-- start --
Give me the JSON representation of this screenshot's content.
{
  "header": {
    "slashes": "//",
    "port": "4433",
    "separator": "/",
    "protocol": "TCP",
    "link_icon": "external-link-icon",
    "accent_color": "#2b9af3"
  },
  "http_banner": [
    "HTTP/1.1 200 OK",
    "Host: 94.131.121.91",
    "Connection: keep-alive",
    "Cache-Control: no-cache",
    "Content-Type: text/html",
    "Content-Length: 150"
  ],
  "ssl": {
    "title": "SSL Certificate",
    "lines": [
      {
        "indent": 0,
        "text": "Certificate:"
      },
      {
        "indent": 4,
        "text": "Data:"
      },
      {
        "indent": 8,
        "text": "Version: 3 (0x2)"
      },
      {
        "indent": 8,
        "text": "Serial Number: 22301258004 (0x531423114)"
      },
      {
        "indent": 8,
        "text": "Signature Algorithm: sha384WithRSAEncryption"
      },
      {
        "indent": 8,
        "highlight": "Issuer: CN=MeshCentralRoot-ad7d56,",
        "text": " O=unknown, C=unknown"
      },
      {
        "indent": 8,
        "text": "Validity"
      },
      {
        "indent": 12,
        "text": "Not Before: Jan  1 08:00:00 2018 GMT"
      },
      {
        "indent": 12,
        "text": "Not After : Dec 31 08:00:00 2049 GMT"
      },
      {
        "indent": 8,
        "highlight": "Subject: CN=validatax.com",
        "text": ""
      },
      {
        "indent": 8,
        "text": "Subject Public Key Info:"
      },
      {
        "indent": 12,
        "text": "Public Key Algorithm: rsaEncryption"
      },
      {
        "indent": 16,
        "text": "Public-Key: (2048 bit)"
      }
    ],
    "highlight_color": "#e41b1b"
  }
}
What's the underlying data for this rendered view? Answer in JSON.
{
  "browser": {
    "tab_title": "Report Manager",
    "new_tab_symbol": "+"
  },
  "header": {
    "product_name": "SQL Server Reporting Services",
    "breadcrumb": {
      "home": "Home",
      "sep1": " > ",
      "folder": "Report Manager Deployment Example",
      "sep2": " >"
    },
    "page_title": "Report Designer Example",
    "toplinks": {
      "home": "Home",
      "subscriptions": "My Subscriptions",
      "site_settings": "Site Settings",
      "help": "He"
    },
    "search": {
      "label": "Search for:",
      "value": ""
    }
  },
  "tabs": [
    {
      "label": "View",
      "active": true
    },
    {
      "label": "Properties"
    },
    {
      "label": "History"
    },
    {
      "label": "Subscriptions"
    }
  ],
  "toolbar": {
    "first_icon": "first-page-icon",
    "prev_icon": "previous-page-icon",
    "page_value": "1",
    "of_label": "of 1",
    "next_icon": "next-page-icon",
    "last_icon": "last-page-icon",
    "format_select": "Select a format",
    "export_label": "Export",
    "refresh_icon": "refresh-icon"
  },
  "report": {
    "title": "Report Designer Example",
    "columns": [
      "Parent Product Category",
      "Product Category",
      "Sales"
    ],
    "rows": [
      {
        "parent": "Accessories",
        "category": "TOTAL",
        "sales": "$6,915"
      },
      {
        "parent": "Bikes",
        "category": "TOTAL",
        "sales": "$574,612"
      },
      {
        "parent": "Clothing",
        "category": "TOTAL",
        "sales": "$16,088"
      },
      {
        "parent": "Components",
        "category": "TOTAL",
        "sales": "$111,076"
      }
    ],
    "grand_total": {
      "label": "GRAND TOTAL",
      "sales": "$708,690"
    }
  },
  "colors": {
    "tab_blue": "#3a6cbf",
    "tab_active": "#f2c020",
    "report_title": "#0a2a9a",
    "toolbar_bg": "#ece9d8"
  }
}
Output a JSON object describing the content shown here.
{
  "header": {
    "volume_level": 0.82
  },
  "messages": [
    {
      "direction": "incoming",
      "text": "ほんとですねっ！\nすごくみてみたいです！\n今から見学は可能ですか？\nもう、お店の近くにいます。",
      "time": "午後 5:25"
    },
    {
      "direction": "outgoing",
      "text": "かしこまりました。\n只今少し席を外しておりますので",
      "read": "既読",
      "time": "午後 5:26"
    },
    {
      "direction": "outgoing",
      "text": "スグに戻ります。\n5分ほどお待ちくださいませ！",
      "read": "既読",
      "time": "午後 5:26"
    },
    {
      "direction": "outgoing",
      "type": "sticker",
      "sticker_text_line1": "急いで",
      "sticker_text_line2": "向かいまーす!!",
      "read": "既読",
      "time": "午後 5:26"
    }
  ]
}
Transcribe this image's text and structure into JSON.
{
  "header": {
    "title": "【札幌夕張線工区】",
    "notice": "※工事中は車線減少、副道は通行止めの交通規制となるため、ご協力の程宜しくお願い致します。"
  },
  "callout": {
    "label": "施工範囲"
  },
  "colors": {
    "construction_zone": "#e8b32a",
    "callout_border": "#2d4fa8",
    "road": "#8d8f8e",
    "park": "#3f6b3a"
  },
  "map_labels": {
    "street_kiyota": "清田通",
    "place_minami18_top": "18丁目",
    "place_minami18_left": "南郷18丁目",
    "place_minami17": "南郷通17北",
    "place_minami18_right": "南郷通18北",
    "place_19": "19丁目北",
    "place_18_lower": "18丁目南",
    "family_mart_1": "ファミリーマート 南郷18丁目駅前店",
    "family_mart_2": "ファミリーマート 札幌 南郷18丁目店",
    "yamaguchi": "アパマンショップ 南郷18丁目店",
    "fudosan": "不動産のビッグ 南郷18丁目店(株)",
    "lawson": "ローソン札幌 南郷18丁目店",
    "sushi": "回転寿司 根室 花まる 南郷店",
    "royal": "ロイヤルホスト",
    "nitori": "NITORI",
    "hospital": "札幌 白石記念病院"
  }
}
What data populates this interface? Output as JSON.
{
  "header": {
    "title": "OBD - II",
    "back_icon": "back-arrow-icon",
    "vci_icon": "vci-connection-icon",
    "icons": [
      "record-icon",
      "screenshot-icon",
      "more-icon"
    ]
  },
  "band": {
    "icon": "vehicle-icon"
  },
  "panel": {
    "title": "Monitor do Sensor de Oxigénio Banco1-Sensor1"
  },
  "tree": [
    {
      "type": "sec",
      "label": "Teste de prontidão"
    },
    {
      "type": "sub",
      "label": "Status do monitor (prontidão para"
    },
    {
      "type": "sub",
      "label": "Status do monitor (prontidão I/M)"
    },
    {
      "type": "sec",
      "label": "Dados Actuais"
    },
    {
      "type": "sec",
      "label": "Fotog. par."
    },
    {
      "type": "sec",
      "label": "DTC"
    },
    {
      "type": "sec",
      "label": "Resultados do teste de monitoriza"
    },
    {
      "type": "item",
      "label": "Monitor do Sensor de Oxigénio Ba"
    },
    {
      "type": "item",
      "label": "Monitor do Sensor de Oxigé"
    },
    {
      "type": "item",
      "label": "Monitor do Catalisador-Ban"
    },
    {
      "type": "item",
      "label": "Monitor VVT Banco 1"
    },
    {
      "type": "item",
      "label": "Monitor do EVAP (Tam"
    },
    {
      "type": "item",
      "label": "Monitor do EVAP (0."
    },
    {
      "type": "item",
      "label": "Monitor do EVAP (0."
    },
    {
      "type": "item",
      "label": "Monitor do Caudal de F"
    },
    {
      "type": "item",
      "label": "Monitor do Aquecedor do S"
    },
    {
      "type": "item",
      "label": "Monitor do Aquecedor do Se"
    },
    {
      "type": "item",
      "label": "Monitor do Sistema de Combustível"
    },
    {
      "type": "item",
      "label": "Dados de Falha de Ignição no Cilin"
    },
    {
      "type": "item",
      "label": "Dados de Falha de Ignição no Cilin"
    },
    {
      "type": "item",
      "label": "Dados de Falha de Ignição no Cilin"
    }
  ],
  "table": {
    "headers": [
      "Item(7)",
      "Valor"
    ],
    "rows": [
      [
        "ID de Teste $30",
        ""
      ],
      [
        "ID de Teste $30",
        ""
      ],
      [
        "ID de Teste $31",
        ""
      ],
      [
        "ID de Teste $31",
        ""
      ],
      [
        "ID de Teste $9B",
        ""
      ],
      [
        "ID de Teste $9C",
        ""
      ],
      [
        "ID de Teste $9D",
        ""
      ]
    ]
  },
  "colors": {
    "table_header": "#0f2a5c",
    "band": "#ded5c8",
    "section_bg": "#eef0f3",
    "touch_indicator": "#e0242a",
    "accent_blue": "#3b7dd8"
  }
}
-- end --
* [Directions]:
Using the entries above, state how many lines include the word "Designer", with no other words.

* [Expected output]:
2